▶ _Work to complete_:
In the pandas forum thread, reproduce the passage between "You can separate" and "int(np.ceil(len(df) / 2))", inclusive, swapping every "middle" for "center".

▶ _Selected text_:
══════════════════════════════

1

I have a python pandas Data Frame with 2 columns: X, which is an angle (181 evenly-spaced values between 0 and 360), and R1, which is an electrical resistance measured for a given angle. I need to add a column "R2", with the result of the following operation:

R2(X) = R1(X) - R1(180 - X).
Negative values of (180 - X) should map to (540 - X), so R1(180 - 182) == R1(358).

In practice, it means the "R2" column should be in the form (using row numbers):

R1[0] - R1[90]
R1[1] - R1[89]
R1[2] - R1[88]
...
R[90] - R[180]
R[91] - R[179]
R[92] - R[178]
...
R[180] - R[90]

My first guess was to to loop over rows' numbers with condition on which rows to take into account. After reading this question and also that one I realized this is not a preferred solution. df.apply() and df.shift() also doesn't seem to be a choice. Since none of the suggestions mentioned in the posts above seem to be straightforward in my case, I'd like to ask: is it possible to avoid "for" loop and what would be the best solution for this particular problem? Is it possible to select values from "R1" column based on the corresponding value from "X" column?

kuba_pol
  • 13
  • 5

2 Answers2

0

You can separate the column from the middle point; for each half, substract the reversed of it from itself, and at the end concatenate:

middle = int(np.ceil(len(df) / 2))

first_half  = df["R1"].iloc[:middle].to_numpy()
second_half = df["R1"].iloc[middle-1:].to_numpy()

df["R2"] = np.concatenate([first_half - first_half[::-1],
                           (second_half - second_half[::-1])[1:]])

Reason for using NumPy is because in pandas, arithmetic operations look at index, so subtracting the "reversed" Series from itself would be 0 due to index alignment (you can try df["R1"].iloc[:middle] - df["R1"].iloc[:middle][::-1] and see all zeros).

══════════════════════════════

▶ _Information shown_:
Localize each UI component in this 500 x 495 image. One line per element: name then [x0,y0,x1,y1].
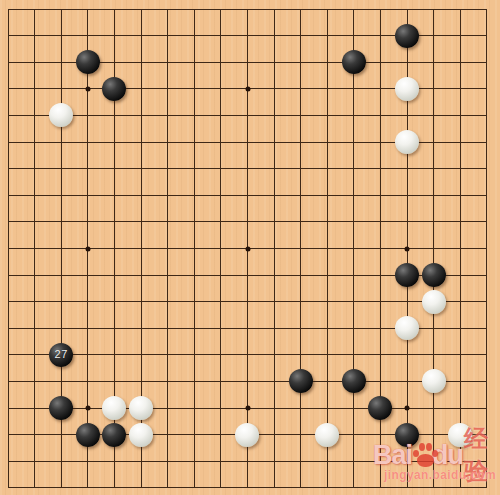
board-point[interactable] [340,341,367,368]
board-point[interactable] [367,155,394,182]
board-point[interactable] [181,474,208,495]
board-point[interactable] [154,155,181,182]
board-point[interactable] [234,102,261,129]
board-point[interactable] [21,315,48,342]
board-point[interactable] [340,235,367,262]
board-point[interactable] [128,49,155,76]
board-point[interactable] [0,235,21,262]
board-point[interactable] [128,474,155,495]
board-point[interactable] [48,155,75,182]
board-point[interactable] [74,22,101,49]
board-point[interactable] [0,262,21,289]
board-point[interactable] [21,395,48,422]
board-point[interactable] [0,129,21,156]
board-point[interactable] [154,129,181,156]
board-point[interactable] [181,0,208,22]
board-point[interactable] [420,395,447,422]
board-point[interactable] [181,235,208,262]
board-point[interactable] [340,75,367,102]
board-point[interactable] [207,315,234,342]
board-point[interactable] [154,75,181,102]
board-point[interactable] [473,341,500,368]
board-point[interactable] [181,75,208,102]
board-point[interactable] [207,0,234,22]
board-point[interactable] [234,129,261,156]
board-point[interactable] [234,182,261,209]
board-point[interactable] [154,208,181,235]
board-point[interactable] [473,474,500,495]
board-point[interactable] [340,474,367,495]
board-point[interactable] [234,288,261,315]
board-point[interactable] [340,421,367,448]
board-point[interactable] [394,448,421,475]
board-point[interactable] [101,0,128,22]
board-point[interactable] [74,262,101,289]
board-point[interactable] [314,448,341,475]
board-point[interactable] [367,288,394,315]
board-point[interactable] [261,22,288,49]
board-point[interactable] [0,421,21,448]
board-point[interactable] [234,235,261,262]
board-point[interactable] [420,102,447,129]
board-point[interactable] [181,341,208,368]
board-point[interactable] [261,49,288,76]
board-point[interactable] [261,315,288,342]
board-point[interactable] [207,341,234,368]
board-point[interactable] [314,262,341,289]
board-point[interactable] [101,448,128,475]
board-point[interactable] [367,448,394,475]
board-point[interactable] [314,235,341,262]
board-point[interactable] [234,341,261,368]
board-point[interactable] [447,315,474,342]
board-point[interactable] [473,262,500,289]
board-point[interactable] [74,75,101,102]
board-point[interactable] [287,182,314,209]
board-point[interactable] [21,235,48,262]
board-point[interactable] [287,235,314,262]
board-point[interactable] [473,129,500,156]
board-point[interactable] [181,49,208,76]
board-point[interactable] [261,448,288,475]
board-point[interactable] [128,448,155,475]
board-point[interactable] [287,474,314,495]
board-point[interactable] [0,315,21,342]
board-point[interactable] [48,315,75,342]
board-point[interactable] [473,368,500,395]
board-point[interactable] [394,155,421,182]
board-point[interactable] [367,22,394,49]
board-point[interactable] [234,368,261,395]
board-point[interactable] [48,49,75,76]
board-point[interactable] [420,22,447,49]
board-point[interactable] [340,262,367,289]
board-point[interactable] [0,288,21,315]
board-point[interactable] [447,208,474,235]
board-point[interactable] [314,0,341,22]
board-point[interactable] [367,368,394,395]
board-point[interactable] [74,208,101,235]
board-point[interactable] [234,448,261,475]
board-point[interactable] [420,129,447,156]
board-point[interactable] [207,155,234,182]
board-point[interactable] [101,102,128,129]
board-point[interactable] [21,49,48,76]
board-point[interactable] [447,448,474,475]
board-point[interactable] [234,315,261,342]
board-point[interactable] [473,155,500,182]
board-point[interactable] [48,208,75,235]
board-point[interactable] [181,129,208,156]
board-point[interactable] [367,421,394,448]
board-point[interactable] [48,235,75,262]
board-point[interactable] [0,49,21,76]
board-point[interactable] [287,262,314,289]
board-point[interactable] [234,155,261,182]
board-point[interactable] [287,129,314,156]
board-point[interactable] [234,262,261,289]
board-point[interactable] [340,315,367,342]
board-point[interactable] [314,182,341,209]
board-point[interactable] [48,75,75,102]
board-point[interactable] [261,75,288,102]
board-point[interactable] [473,288,500,315]
board-point[interactable] [394,235,421,262]
board-point[interactable] [447,102,474,129]
board-point[interactable] [21,0,48,22]
board-point[interactable] [420,0,447,22]
board-point[interactable] [261,129,288,156]
board-point[interactable] [314,75,341,102]
board-point[interactable] [0,75,21,102]
board-point[interactable] [473,395,500,422]
board-point[interactable] [74,368,101,395]
board-point[interactable] [0,208,21,235]
board-point[interactable] [128,129,155,156]
board-point[interactable] [21,448,48,475]
board-point[interactable] [128,288,155,315]
board-point[interactable] [261,182,288,209]
board-point[interactable] [261,341,288,368]
board-point[interactable] [128,102,155,129]
board-point[interactable] [0,22,21,49]
board-point[interactable] [314,155,341,182]
board-point[interactable] [207,262,234,289]
board-point[interactable] [340,182,367,209]
board-point[interactable] [154,182,181,209]
board-point[interactable] [207,235,234,262]
board-point[interactable] [101,49,128,76]
board-point[interactable] [21,129,48,156]
board-point[interactable] [261,235,288,262]
board-point[interactable] [420,315,447,342]
board-point[interactable] [207,368,234,395]
board-point[interactable] [207,288,234,315]
board-point[interactable] [447,288,474,315]
board-point[interactable] [314,368,341,395]
board-point[interactable] [74,102,101,129]
board-point[interactable] [314,315,341,342]
board-point[interactable] [473,22,500,49]
board-point[interactable] [48,129,75,156]
board-point[interactable] [207,75,234,102]
board-point[interactable] [473,49,500,76]
board-point[interactable] [340,129,367,156]
board-point[interactable] [181,182,208,209]
board-point[interactable] [48,474,75,495]
board-point[interactable] [394,49,421,76]
board-point[interactable] [261,395,288,422]
board-point[interactable] [394,341,421,368]
board-point[interactable] [394,368,421,395]
board-point[interactable] [314,22,341,49]
board-point[interactable] [74,129,101,156]
board-point[interactable] [447,235,474,262]
board-point[interactable] [420,421,447,448]
board-point[interactable] [447,155,474,182]
board-point[interactable] [0,448,21,475]
board-point[interactable] [154,341,181,368]
board-point[interactable] [447,0,474,22]
board-point[interactable] [101,368,128,395]
board-point[interactable] [101,208,128,235]
board-point[interactable] [101,22,128,49]
board-point[interactable] [287,75,314,102]
board-point[interactable] [21,262,48,289]
board-point[interactable] [394,102,421,129]
board-point[interactable] [287,22,314,49]
board-point[interactable] [101,474,128,495]
board-point[interactable] [420,474,447,495]
board-point[interactable] [261,262,288,289]
board-point[interactable] [0,341,21,368]
board-point[interactable] [181,102,208,129]
board-point[interactable] [261,102,288,129]
board-point[interactable] [261,155,288,182]
board-point[interactable] [74,0,101,22]
board-point[interactable] [74,315,101,342]
board-point[interactable] [154,395,181,422]
board-point[interactable] [314,474,341,495]
board-point[interactable] [128,155,155,182]
board-point[interactable] [287,341,314,368]
board-point[interactable] [314,208,341,235]
board-point[interactable] [340,22,367,49]
board-point[interactable] [21,75,48,102]
board-point[interactable] [48,22,75,49]
board-point[interactable] [473,208,500,235]
board-point[interactable] [287,288,314,315]
board-point[interactable] [154,421,181,448]
board-point[interactable] [128,208,155,235]
board-point[interactable] [287,49,314,76]
board-point[interactable] [48,262,75,289]
board-point[interactable] [261,208,288,235]
board-point[interactable] [367,102,394,129]
board-point[interactable] [420,208,447,235]
board-point[interactable] [101,129,128,156]
board-point[interactable] [287,102,314,129]
board-point[interactable] [340,395,367,422]
board-point[interactable] [128,341,155,368]
board-point[interactable] [447,368,474,395]
board-point[interactable] [74,155,101,182]
board-point[interactable] [394,288,421,315]
board-point[interactable] [394,0,421,22]
board-point[interactable] [447,22,474,49]
board-point[interactable] [287,208,314,235]
board-point[interactable] [287,315,314,342]
board-point[interactable] [340,288,367,315]
board-point[interactable] [447,49,474,76]
board-point[interactable] [74,235,101,262]
board-point[interactable] [128,368,155,395]
board-point[interactable] [0,474,21,495]
board-point[interactable] [21,368,48,395]
board-point[interactable] [447,341,474,368]
board-point[interactable] [473,75,500,102]
board-point[interactable] [207,49,234,76]
board-point[interactable] [21,288,48,315]
board-point[interactable] [340,448,367,475]
board-point[interactable] [74,474,101,495]
board-point[interactable] [154,448,181,475]
board-point[interactable] [154,235,181,262]
board-point[interactable] [367,474,394,495]
board-point[interactable] [154,288,181,315]
board-point[interactable] [447,129,474,156]
board-point[interactable] [21,474,48,495]
board-point[interactable] [207,208,234,235]
board-point[interactable] [234,0,261,22]
board-point[interactable] [48,421,75,448]
board-point[interactable] [101,288,128,315]
board-point[interactable] [314,102,341,129]
board-point[interactable] [0,395,21,422]
board-point[interactable] [287,421,314,448]
board-point[interactable] [314,49,341,76]
board-point[interactable] [0,102,21,129]
board-point[interactable] [447,262,474,289]
board-point[interactable] [207,182,234,209]
board-point[interactable] [0,182,21,209]
board-point[interactable] [101,235,128,262]
board-point[interactable] [74,182,101,209]
board-point[interactable] [207,421,234,448]
board-point[interactable] [261,0,288,22]
board-point[interactable] [21,341,48,368]
board-point[interactable] [420,155,447,182]
board-point[interactable] [420,235,447,262]
board-point[interactable] [181,368,208,395]
board-point[interactable] [367,341,394,368]
board-point[interactable] [447,474,474,495]
board-point[interactable] [367,315,394,342]
board-point[interactable] [101,341,128,368]
board-point[interactable] [367,0,394,22]
board-point[interactable] [261,288,288,315]
board-point[interactable] [261,421,288,448]
board-point[interactable] [181,448,208,475]
board-point[interactable] [48,288,75,315]
board-point[interactable] [74,288,101,315]
board-point[interactable] [420,182,447,209]
board-point[interactable] [181,155,208,182]
board-point[interactable] [101,262,128,289]
board-point[interactable] [0,0,21,22]
board-point[interactable] [181,22,208,49]
board-point[interactable] [0,368,21,395]
board-point[interactable] [367,75,394,102]
board-point[interactable] [154,0,181,22]
board-point[interactable] [181,262,208,289]
board-point[interactable] [420,49,447,76]
board-point[interactable] [154,22,181,49]
board-point[interactable] [287,395,314,422]
board-point[interactable] [48,448,75,475]
board-point[interactable] [154,102,181,129]
board-point[interactable] [128,315,155,342]
board-point[interactable] [261,368,288,395]
board-point[interactable] [154,315,181,342]
board-point[interactable] [473,315,500,342]
board-point[interactable] [234,395,261,422]
board-point[interactable] [21,155,48,182]
board-point[interactable] [261,474,288,495]
board-point[interactable] [447,395,474,422]
board-point[interactable] [234,208,261,235]
board-point[interactable] [181,315,208,342]
board-point[interactable] [367,49,394,76]
board-point[interactable] [128,22,155,49]
board-point[interactable] [447,75,474,102]
board-point[interactable] [0,155,21,182]
board-point[interactable] [21,102,48,129]
board-point[interactable] [314,395,341,422]
board-point[interactable] [154,262,181,289]
board-point[interactable] [340,0,367,22]
board-point[interactable] [473,0,500,22]
board-point[interactable] [154,49,181,76]
board-point[interactable] [367,129,394,156]
board-point[interactable] [394,395,421,422]
board-point[interactable] [181,208,208,235]
board-point[interactable] [207,395,234,422]
board-point[interactable] [48,0,75,22]
board-point[interactable] [154,474,181,495]
board-point[interactable] [314,288,341,315]
board-point[interactable] [340,155,367,182]
board-point[interactable] [21,182,48,209]
board-point[interactable] [207,474,234,495]
board-point[interactable] [473,102,500,129]
board-point[interactable] [181,421,208,448]
board-point[interactable] [101,182,128,209]
board-point[interactable] [314,341,341,368]
board-point[interactable] [394,182,421,209]
board-point[interactable] [207,129,234,156]
board-point[interactable] [234,22,261,49]
board-point[interactable] [101,155,128,182]
board-point[interactable] [181,395,208,422]
board-point[interactable] [48,182,75,209]
board-point[interactable] [48,368,75,395]
board-point[interactable] [394,208,421,235]
board-point[interactable] [473,421,500,448]
board-point[interactable] [128,75,155,102]
board-point[interactable] [207,102,234,129]
board-point[interactable] [74,395,101,422]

══════════════════════════════

▶ _Solution to this exercise_:
You can separate the column from the center point; for each half, substract the reversed of it from itself, and at the end concatenate:

center = int(np.ceil(len(df) / 2))